==== SUPPLIED DATA
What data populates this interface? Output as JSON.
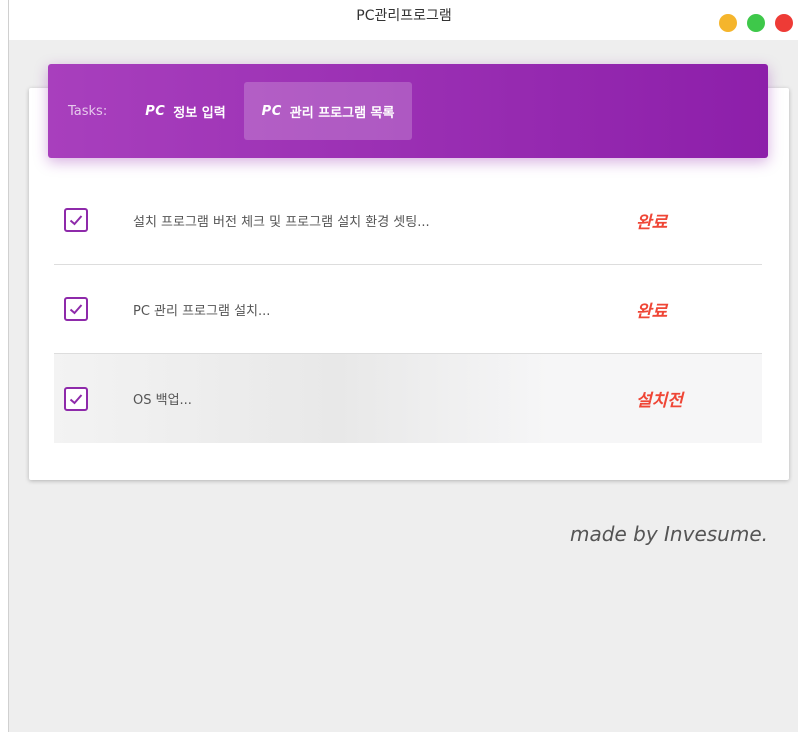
{
  "window": {
    "title": "PC관리프로그램",
    "controls": {
      "minimize_color": "#f5b52c",
      "maximize_color": "#3ec84a",
      "close_color": "#ee3b36"
    }
  },
  "tabs": {
    "label": "Tasks:",
    "items": [
      {
        "icon": "PC",
        "label": "정보 입력",
        "active": false
      },
      {
        "icon": "PC",
        "label": "관리 프로그램 목록",
        "active": true
      }
    ],
    "gradient_colors": [
      "#a83fbd",
      "#8d1faa"
    ]
  },
  "tasks": [
    {
      "checked": true,
      "text": "설치 프로그램 버전 체크 및 프로그램 설치 환경 셋팅...",
      "status": "완료"
    },
    {
      "checked": true,
      "text": "PC 관리 프로그램 설치...",
      "status": "완료"
    },
    {
      "checked": true,
      "text": "OS 백업...",
      "status": "설치전"
    }
  ],
  "colors": {
    "accent": "#8e2aaa",
    "status": "#ef4636"
  },
  "footer": {
    "credit": "made by Invesume."
  }
}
========
*TASK OBJECTIVE*
Count the lines in the records above that contain the word "label", and give only the number.

*THE SOLUTION*
3